* **Exercise goal**
Wherever the string "label" shows up in a line, count that line. Give the total alone.

* **Records for this task**

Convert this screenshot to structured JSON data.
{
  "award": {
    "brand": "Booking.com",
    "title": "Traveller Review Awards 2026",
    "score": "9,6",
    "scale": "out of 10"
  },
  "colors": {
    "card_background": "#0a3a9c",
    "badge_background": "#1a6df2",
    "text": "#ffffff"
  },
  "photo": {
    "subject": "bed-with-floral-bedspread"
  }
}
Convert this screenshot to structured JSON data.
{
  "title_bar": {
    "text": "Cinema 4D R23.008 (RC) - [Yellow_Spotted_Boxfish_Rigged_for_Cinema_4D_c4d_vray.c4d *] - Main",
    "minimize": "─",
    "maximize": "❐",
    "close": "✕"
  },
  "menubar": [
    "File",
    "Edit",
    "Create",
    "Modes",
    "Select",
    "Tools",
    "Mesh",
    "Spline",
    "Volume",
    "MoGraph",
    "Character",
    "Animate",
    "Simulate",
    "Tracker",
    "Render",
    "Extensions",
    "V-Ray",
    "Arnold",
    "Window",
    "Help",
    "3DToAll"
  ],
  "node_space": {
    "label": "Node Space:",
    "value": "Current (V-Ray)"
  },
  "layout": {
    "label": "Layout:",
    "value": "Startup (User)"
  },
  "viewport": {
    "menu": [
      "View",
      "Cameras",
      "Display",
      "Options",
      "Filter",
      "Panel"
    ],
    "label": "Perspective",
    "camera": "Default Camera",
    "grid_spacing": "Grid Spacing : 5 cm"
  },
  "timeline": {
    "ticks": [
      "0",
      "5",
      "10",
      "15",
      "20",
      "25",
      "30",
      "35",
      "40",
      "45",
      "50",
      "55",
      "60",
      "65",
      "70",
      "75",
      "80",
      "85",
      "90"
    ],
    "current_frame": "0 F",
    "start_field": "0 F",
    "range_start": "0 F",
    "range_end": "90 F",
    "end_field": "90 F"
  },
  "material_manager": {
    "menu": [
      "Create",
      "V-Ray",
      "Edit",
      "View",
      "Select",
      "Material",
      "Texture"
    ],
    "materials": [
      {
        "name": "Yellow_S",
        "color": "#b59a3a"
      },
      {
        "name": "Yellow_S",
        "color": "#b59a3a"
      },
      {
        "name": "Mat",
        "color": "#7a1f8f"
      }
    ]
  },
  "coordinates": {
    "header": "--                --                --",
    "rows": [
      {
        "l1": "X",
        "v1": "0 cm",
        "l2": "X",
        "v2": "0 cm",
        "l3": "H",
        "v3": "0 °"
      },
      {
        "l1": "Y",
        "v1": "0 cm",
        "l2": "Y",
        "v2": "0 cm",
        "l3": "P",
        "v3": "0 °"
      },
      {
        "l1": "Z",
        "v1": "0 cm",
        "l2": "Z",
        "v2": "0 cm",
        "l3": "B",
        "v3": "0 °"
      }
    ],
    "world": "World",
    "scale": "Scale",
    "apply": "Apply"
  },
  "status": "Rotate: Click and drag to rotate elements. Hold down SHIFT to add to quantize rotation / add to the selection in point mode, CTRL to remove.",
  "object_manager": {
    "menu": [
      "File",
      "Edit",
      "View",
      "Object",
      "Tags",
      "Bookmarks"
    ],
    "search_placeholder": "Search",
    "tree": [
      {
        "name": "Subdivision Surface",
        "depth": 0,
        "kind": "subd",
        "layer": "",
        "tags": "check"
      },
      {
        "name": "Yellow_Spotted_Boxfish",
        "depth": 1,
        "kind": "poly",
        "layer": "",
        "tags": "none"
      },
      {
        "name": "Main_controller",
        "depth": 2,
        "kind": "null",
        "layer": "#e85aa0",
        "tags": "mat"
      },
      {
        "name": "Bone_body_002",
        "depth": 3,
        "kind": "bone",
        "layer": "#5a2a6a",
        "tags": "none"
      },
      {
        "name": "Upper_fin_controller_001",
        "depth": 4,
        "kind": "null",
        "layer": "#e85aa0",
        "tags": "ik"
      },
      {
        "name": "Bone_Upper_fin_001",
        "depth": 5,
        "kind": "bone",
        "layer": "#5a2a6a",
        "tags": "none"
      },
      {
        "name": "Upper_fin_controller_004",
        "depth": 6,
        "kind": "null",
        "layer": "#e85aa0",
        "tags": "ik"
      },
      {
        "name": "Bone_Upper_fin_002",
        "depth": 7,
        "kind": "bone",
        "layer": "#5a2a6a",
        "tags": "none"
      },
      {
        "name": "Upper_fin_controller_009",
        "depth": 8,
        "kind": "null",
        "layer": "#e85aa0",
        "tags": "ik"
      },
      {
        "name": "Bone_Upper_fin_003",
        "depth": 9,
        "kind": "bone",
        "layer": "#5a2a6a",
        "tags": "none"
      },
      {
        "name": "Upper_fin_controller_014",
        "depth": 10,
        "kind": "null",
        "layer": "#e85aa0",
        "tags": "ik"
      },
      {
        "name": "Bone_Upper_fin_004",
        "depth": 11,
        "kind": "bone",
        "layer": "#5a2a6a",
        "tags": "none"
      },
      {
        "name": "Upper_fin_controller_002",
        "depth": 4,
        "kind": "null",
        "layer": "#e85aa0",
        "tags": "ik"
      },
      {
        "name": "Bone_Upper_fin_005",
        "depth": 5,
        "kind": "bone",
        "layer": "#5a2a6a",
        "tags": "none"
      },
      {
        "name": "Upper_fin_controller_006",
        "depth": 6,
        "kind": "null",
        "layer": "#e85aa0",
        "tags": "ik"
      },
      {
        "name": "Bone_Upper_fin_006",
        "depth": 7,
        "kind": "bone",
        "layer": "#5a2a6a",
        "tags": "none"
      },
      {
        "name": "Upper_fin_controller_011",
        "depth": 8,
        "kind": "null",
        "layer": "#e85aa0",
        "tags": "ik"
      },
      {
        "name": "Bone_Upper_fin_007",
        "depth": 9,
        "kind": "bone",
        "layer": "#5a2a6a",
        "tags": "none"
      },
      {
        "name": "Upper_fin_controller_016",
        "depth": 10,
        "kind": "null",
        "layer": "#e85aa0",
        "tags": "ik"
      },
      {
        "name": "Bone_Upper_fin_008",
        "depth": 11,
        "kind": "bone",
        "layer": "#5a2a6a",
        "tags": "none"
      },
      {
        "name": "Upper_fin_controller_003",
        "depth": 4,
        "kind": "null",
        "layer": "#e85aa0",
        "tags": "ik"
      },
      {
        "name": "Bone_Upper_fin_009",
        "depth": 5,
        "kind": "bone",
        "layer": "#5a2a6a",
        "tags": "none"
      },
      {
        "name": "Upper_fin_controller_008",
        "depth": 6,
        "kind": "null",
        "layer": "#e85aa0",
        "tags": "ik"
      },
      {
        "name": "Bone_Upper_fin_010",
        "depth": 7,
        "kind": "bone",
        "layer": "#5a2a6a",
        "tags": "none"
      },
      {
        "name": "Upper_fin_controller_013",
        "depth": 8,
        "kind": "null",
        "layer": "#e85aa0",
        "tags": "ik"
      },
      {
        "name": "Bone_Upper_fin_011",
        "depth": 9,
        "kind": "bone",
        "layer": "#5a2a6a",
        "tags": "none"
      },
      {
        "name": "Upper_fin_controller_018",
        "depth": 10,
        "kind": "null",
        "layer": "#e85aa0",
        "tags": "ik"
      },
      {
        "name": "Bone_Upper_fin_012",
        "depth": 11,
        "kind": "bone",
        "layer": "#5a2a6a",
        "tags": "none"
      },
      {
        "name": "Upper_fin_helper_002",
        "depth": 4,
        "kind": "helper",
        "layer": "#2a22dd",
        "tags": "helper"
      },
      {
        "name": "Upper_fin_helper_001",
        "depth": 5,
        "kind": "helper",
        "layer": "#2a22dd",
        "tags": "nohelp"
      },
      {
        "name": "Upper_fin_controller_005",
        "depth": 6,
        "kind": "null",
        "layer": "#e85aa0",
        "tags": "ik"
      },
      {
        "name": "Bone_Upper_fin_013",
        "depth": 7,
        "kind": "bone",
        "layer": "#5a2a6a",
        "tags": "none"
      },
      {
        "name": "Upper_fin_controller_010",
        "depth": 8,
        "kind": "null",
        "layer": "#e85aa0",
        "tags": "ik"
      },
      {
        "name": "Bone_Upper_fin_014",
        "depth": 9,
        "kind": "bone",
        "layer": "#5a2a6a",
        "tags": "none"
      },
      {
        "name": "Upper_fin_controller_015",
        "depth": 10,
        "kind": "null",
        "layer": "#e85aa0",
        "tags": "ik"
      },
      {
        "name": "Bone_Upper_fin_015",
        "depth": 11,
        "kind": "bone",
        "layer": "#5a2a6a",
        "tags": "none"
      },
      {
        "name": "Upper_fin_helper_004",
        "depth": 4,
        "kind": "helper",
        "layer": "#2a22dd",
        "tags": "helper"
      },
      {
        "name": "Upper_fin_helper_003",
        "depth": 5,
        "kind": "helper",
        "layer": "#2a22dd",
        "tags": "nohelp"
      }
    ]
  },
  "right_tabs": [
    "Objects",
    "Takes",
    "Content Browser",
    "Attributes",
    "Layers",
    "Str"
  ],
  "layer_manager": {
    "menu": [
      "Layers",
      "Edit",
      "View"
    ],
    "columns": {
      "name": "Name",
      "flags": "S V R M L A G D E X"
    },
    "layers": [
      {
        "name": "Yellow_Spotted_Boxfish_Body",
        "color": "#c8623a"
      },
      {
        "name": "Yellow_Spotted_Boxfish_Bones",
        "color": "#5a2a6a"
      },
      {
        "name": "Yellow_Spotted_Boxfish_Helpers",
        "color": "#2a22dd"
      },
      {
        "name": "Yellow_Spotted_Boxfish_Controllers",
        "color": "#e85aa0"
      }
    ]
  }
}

* **Answer to this exercise**
3